> _Stated task_: Return each line of the records holding the string "Temperature".

> _Data for the task_:

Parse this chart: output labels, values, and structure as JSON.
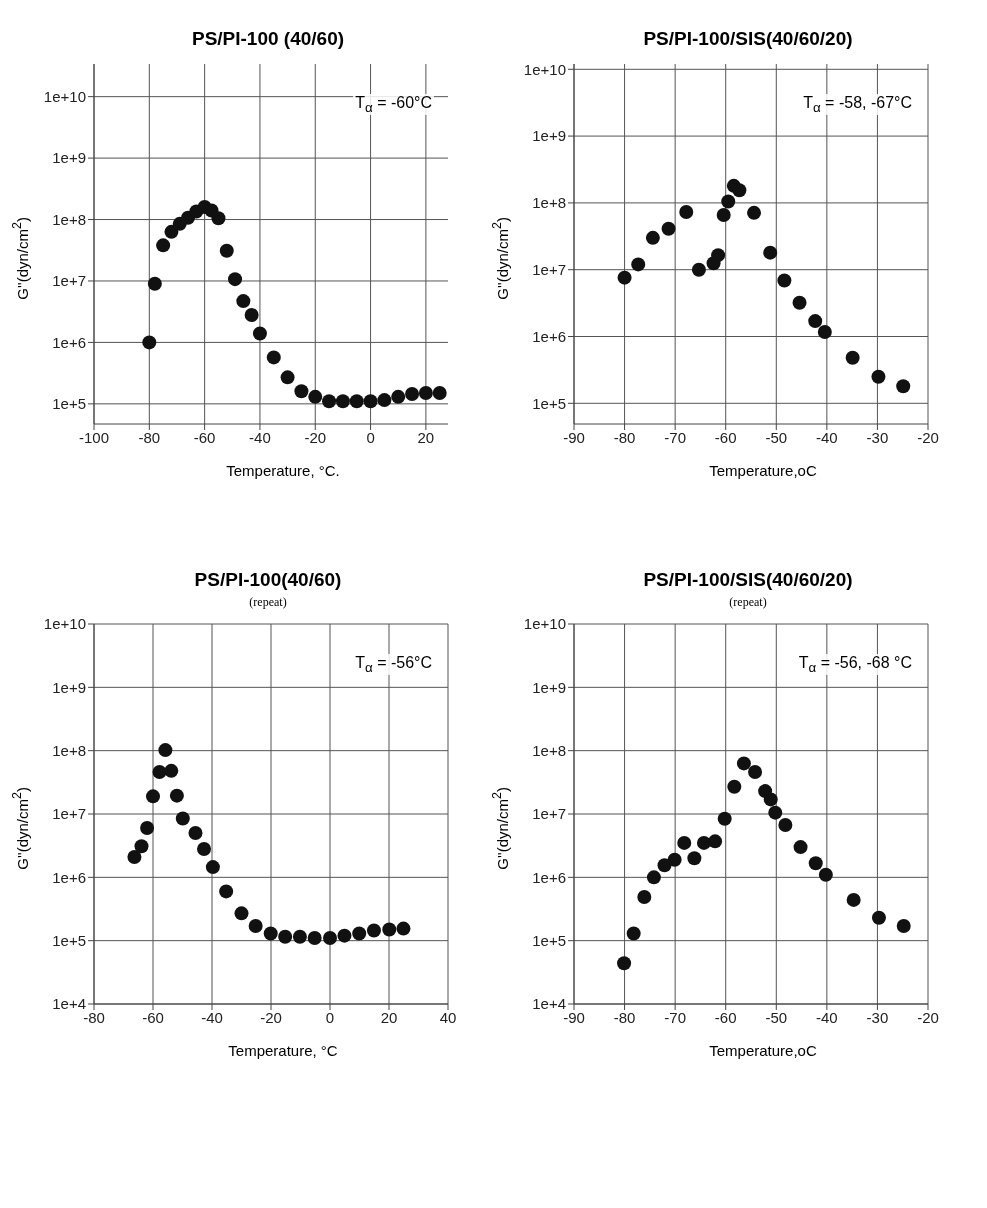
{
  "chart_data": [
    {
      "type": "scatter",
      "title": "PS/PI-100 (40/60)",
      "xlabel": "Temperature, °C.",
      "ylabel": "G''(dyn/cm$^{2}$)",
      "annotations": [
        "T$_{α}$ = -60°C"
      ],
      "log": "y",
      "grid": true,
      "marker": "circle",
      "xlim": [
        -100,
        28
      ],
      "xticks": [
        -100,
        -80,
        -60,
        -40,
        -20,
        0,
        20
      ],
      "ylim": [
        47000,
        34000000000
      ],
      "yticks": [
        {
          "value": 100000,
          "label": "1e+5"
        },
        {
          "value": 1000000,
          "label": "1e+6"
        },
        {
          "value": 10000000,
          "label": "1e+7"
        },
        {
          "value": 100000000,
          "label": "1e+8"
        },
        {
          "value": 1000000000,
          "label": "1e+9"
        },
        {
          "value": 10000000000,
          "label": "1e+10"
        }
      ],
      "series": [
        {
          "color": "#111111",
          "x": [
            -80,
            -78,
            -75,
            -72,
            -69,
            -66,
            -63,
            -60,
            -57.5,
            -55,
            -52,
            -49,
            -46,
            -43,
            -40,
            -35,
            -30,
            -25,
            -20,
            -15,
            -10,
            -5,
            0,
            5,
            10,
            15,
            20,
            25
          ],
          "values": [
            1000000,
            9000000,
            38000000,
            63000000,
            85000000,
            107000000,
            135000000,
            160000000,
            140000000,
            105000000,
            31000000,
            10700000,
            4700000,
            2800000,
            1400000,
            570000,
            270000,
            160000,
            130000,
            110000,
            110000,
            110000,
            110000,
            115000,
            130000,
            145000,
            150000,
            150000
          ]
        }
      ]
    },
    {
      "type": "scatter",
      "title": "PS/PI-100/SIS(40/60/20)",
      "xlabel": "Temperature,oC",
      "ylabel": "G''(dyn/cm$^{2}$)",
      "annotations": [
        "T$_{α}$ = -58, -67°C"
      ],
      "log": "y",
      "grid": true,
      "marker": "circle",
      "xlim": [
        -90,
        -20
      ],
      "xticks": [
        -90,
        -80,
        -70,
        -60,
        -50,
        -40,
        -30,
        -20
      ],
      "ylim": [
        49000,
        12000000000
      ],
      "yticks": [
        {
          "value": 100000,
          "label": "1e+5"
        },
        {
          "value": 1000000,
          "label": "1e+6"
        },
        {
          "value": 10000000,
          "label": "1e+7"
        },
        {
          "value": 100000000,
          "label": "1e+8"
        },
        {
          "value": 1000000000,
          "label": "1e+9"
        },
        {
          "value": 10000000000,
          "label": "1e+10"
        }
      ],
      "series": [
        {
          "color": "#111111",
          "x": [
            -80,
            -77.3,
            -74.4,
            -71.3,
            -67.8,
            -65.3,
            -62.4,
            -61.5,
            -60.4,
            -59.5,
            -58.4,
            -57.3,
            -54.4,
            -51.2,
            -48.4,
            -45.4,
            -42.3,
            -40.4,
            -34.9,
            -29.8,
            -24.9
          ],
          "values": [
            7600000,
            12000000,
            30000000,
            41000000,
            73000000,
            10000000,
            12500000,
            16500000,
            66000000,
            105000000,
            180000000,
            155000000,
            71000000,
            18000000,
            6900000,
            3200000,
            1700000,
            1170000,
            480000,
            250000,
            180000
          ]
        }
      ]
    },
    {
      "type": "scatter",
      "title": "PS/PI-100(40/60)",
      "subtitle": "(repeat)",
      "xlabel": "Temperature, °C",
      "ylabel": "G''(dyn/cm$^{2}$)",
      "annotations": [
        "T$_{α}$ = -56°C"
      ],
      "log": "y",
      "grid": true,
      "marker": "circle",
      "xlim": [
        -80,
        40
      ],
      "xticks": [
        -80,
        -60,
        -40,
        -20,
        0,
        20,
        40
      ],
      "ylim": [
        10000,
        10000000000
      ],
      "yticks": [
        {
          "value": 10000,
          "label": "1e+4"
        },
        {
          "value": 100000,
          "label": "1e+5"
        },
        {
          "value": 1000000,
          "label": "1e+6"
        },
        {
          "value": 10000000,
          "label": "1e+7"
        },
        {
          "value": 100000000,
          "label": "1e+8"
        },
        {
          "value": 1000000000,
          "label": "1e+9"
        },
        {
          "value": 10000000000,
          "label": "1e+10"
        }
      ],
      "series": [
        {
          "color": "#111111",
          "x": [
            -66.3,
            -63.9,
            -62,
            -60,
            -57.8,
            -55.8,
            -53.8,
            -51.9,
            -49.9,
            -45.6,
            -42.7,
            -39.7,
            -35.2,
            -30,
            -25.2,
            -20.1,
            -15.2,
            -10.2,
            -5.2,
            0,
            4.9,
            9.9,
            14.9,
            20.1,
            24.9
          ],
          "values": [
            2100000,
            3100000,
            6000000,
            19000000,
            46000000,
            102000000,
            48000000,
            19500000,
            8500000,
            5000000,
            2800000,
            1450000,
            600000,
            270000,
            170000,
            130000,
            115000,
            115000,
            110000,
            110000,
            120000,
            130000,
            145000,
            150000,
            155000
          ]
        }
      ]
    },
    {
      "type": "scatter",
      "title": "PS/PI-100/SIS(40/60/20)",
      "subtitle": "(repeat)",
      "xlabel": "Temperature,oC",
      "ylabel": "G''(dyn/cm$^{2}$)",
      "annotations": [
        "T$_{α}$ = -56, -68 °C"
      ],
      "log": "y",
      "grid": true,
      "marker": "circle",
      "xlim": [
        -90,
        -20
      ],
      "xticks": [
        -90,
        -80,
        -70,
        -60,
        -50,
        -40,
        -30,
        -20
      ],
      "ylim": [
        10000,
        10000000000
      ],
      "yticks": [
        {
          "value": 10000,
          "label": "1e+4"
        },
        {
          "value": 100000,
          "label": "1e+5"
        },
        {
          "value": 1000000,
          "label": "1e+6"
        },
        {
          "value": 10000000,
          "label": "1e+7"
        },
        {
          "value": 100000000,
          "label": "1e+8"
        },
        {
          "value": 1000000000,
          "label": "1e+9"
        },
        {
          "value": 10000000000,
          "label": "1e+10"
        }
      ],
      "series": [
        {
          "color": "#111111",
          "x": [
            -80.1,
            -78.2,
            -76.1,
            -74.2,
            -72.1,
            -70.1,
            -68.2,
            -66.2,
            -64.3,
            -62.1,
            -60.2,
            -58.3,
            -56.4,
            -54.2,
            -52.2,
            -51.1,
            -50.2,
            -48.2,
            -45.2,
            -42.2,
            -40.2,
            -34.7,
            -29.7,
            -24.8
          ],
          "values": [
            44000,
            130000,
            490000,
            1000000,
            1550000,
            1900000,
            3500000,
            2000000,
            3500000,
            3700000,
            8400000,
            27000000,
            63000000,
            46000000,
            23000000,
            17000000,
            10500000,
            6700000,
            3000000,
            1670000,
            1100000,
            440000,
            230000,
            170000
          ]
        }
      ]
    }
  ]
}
==
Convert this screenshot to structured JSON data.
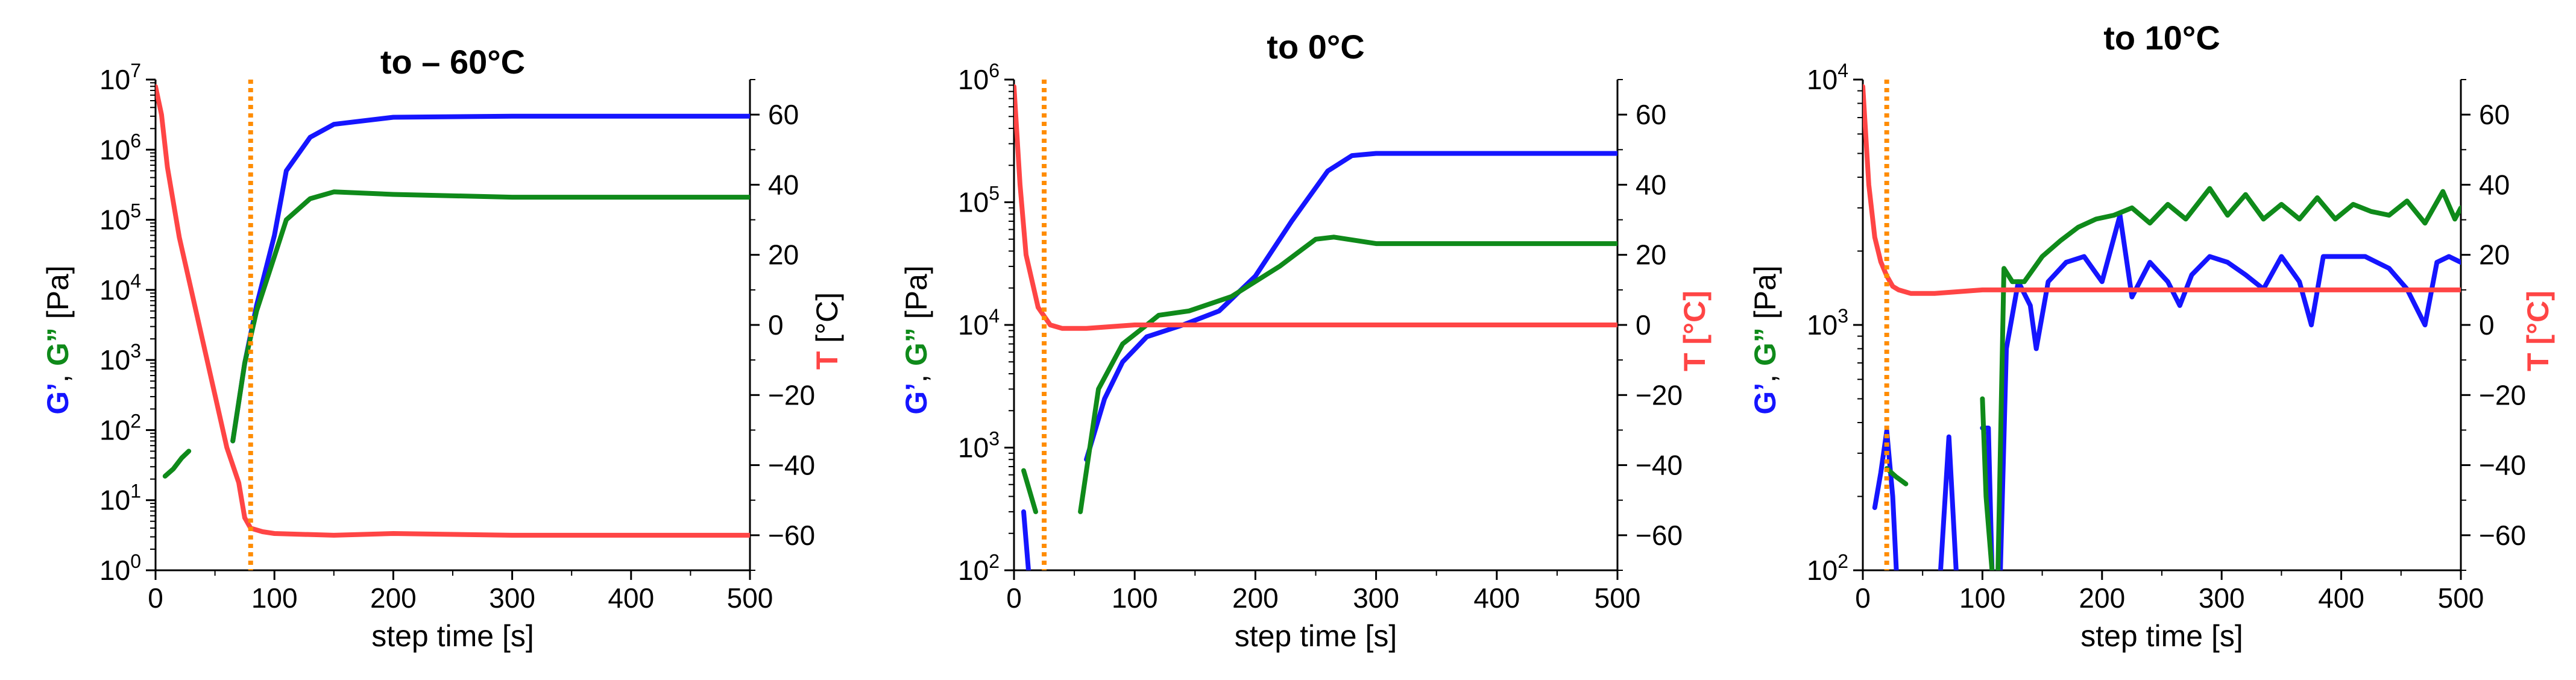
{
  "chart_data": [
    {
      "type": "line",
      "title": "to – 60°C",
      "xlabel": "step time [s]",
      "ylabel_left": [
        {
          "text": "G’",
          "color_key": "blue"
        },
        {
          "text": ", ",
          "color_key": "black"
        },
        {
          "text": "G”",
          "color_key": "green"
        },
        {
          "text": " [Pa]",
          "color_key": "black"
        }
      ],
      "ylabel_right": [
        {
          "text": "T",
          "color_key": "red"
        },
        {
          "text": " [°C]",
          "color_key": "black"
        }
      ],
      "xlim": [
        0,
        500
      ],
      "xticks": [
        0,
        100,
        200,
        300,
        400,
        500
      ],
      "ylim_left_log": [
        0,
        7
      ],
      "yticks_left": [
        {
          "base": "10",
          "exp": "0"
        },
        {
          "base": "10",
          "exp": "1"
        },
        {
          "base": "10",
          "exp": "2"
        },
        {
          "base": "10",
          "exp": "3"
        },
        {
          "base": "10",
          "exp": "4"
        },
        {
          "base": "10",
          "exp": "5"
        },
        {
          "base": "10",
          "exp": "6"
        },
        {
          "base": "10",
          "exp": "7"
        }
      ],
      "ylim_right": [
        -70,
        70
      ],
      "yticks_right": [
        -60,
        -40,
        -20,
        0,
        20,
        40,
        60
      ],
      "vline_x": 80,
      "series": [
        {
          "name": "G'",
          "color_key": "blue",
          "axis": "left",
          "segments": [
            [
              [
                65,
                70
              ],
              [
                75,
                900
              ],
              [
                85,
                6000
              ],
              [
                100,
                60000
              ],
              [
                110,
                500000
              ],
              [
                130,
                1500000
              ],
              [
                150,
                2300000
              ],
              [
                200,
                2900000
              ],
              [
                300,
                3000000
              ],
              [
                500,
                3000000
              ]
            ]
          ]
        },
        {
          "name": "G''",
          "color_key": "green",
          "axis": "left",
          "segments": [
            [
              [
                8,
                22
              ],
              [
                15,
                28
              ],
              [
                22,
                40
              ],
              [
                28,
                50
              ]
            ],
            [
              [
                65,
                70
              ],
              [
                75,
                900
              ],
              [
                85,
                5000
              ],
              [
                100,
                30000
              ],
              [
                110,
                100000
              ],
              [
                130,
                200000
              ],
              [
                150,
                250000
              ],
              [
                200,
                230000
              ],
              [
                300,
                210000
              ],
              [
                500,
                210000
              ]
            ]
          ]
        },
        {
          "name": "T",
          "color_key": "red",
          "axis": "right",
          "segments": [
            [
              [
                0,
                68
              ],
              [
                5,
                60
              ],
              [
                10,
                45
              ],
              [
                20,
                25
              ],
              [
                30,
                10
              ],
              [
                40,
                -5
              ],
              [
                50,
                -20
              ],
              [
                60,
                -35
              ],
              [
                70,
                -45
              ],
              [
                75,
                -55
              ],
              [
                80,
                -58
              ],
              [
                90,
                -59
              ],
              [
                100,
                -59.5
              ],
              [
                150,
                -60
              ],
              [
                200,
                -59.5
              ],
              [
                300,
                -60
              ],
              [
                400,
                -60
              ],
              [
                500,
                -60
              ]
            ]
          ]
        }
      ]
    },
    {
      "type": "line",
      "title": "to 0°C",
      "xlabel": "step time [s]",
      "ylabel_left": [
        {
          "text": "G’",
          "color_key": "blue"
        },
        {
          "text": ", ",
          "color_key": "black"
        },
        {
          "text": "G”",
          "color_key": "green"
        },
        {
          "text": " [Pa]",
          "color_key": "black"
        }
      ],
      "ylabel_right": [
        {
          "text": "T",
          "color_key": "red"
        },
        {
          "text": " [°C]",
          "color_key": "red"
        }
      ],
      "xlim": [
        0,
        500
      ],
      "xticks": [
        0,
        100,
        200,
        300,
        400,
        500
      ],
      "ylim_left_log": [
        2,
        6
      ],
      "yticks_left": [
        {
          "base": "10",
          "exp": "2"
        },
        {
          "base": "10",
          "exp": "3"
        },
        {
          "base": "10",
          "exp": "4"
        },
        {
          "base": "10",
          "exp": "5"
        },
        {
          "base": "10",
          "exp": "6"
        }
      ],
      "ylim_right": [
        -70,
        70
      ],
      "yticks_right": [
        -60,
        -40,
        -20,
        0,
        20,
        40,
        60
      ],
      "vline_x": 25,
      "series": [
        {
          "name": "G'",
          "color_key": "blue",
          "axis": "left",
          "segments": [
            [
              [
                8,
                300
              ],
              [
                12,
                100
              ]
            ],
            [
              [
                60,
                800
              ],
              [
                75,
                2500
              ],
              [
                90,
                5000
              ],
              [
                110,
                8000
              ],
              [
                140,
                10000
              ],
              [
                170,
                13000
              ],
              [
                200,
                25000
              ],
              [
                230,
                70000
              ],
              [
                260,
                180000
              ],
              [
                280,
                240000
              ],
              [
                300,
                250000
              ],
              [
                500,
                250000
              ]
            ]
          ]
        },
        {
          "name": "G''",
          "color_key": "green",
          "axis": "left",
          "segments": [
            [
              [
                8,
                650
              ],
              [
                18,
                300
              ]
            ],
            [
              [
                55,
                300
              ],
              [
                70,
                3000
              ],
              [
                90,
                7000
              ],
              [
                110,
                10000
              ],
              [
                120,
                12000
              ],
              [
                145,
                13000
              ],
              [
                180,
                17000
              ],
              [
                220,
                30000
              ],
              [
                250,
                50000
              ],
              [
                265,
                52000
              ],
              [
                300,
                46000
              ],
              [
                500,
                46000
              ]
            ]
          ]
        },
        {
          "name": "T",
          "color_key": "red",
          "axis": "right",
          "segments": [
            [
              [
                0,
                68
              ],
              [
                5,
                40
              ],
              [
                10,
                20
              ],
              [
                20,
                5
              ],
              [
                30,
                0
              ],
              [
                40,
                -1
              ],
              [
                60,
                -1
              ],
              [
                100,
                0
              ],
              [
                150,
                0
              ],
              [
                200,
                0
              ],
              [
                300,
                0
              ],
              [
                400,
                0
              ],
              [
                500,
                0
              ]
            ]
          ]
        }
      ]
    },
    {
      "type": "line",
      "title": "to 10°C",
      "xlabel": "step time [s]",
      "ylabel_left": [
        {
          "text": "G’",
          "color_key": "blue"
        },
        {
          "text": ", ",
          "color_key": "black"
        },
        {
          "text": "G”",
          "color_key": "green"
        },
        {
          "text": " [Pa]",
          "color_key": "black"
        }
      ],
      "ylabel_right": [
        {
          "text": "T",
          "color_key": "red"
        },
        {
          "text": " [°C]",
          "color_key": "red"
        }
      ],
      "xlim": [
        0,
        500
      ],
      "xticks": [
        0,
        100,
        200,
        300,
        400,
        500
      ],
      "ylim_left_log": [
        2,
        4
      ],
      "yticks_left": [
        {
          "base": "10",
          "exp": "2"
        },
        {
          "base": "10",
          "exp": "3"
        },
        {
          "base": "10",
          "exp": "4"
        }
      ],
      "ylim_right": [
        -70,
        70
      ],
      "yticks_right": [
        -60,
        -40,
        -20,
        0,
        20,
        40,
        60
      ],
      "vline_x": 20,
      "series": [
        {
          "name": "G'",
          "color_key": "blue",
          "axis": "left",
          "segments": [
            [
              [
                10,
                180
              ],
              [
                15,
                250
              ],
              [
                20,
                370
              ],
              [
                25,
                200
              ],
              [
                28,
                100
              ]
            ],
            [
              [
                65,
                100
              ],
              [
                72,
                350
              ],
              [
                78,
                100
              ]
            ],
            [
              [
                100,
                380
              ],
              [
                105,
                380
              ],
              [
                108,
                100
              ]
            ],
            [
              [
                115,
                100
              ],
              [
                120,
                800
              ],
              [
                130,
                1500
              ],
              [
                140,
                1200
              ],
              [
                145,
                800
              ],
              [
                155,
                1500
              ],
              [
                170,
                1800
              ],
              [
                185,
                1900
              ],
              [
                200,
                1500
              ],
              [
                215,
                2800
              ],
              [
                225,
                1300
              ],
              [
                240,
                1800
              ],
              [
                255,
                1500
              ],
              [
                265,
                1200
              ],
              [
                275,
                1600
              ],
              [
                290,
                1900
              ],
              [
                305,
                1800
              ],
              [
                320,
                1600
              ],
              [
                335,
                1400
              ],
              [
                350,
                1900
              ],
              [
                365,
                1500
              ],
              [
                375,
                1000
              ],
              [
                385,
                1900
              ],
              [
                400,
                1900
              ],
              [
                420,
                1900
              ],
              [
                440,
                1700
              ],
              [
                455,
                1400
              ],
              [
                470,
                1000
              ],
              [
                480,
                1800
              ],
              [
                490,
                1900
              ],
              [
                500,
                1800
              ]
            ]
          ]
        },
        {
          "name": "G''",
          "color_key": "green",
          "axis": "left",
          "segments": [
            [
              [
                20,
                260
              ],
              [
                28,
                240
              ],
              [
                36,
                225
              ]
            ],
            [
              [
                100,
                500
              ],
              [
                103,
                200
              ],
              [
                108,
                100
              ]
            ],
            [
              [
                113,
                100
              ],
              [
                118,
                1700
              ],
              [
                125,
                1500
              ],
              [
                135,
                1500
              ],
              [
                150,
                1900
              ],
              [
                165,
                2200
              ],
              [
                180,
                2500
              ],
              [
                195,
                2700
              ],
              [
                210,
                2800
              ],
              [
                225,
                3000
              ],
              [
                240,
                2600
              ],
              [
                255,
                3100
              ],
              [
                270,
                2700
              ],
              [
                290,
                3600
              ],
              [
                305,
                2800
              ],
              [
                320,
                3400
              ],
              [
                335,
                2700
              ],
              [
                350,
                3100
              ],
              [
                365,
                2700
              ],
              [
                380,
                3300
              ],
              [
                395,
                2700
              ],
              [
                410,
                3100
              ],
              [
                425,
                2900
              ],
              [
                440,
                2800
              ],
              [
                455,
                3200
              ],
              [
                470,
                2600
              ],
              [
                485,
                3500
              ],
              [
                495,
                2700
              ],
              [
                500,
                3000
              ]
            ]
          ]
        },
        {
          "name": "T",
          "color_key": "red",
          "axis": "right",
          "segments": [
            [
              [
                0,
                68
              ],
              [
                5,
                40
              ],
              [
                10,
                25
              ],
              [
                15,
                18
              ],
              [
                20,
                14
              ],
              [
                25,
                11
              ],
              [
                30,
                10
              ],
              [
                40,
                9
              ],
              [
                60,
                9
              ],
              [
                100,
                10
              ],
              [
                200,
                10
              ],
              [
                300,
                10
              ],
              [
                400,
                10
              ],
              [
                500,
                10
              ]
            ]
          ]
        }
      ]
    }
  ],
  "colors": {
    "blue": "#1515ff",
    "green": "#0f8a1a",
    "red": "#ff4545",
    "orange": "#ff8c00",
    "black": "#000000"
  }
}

> _Exercise result_:
      "xlabel": "Temperature, °C.",
      "xlabel": "Temperature,oC",
      "xlabel": "Temperature, °C",
      "xlabel": "Temperature,oC",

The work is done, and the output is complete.